> **Written task**
Look for the word "Вторник" in the entries below, then copy every line that has it.

> **Information supplied**

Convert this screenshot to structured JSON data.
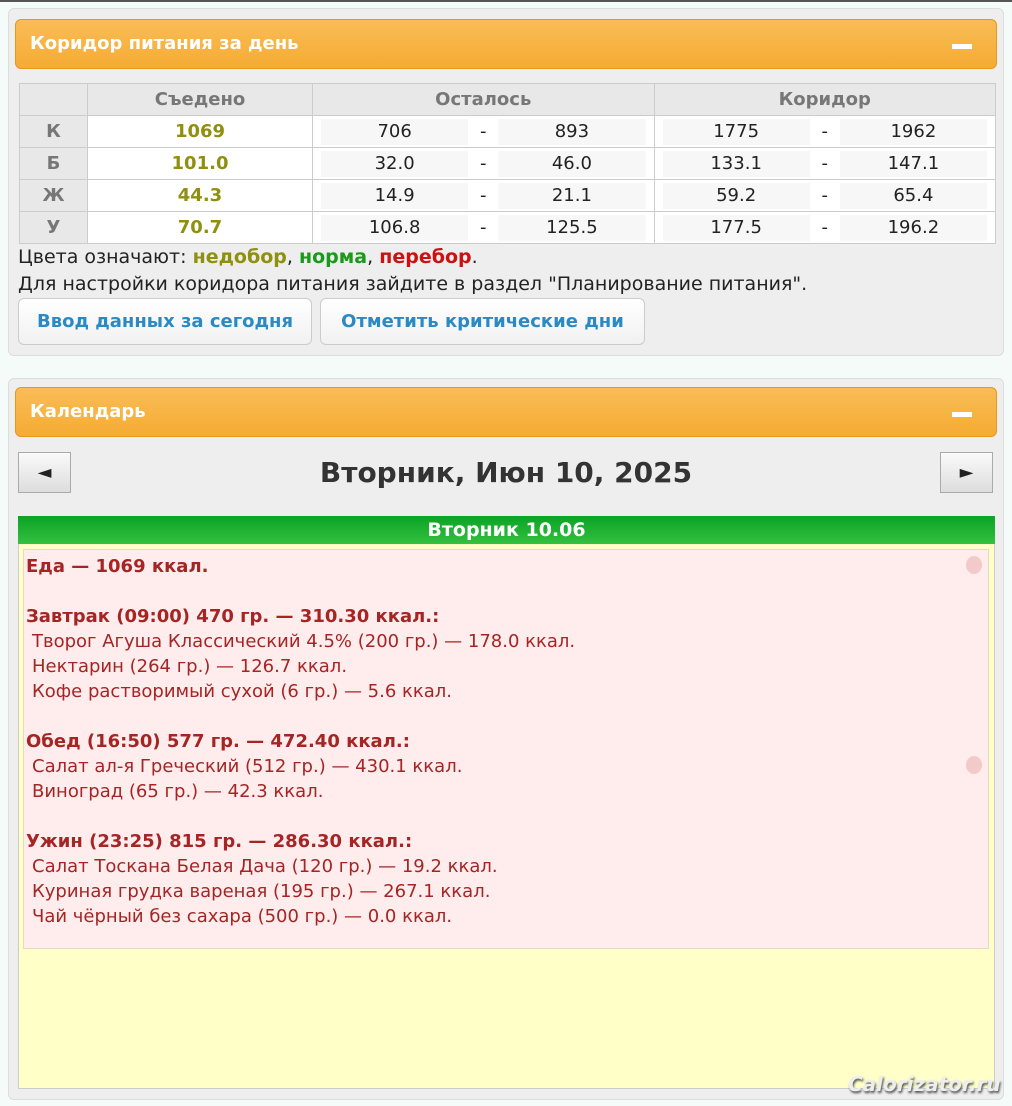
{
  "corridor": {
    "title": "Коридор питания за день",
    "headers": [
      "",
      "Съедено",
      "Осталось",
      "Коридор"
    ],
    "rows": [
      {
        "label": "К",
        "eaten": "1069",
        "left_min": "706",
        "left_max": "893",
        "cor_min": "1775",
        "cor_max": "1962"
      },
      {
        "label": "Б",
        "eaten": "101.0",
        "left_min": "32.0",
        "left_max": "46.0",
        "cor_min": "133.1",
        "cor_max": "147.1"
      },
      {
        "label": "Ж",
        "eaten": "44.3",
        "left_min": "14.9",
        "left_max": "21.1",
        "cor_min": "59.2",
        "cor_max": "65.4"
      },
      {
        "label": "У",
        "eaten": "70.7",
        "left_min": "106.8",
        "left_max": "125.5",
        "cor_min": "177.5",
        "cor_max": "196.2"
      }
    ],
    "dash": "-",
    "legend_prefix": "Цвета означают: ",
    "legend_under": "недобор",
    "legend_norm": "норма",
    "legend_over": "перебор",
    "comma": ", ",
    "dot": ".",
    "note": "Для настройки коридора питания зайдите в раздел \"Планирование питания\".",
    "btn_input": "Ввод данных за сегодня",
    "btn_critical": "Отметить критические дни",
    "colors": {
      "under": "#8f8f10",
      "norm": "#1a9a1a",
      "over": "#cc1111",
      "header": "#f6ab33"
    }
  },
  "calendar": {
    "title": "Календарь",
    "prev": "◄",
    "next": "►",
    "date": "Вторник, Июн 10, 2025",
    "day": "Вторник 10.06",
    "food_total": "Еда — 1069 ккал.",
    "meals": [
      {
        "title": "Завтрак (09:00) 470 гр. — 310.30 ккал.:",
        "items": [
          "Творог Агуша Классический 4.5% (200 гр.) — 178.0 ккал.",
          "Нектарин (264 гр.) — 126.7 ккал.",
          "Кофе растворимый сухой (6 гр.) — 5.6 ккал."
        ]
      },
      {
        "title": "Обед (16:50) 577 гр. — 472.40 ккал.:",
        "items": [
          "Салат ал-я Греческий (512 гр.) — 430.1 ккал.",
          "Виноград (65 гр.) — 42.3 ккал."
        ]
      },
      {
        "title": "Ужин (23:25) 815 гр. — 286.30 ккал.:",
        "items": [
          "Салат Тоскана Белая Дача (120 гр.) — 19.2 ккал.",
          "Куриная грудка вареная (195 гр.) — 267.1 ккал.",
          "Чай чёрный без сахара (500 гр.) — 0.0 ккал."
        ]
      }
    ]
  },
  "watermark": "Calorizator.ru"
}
...
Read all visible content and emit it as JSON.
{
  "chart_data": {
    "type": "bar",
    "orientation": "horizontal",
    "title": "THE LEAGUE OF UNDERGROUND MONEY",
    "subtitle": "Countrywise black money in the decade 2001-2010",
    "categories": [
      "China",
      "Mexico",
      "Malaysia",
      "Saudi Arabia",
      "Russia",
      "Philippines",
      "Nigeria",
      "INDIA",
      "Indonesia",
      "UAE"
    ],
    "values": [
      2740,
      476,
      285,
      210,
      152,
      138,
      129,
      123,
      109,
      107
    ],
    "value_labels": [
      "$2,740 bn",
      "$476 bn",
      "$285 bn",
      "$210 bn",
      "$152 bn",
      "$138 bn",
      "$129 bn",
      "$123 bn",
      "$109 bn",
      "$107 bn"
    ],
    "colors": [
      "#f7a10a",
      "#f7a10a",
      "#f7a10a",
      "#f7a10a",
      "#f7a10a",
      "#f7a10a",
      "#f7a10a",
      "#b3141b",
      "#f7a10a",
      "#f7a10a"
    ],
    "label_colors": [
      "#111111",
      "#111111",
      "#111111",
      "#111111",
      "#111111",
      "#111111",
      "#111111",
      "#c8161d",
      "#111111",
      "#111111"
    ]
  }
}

> **Final result**
    "date": "Вторник, Июн 10, 2025",
    "day": "Вторник 10.06",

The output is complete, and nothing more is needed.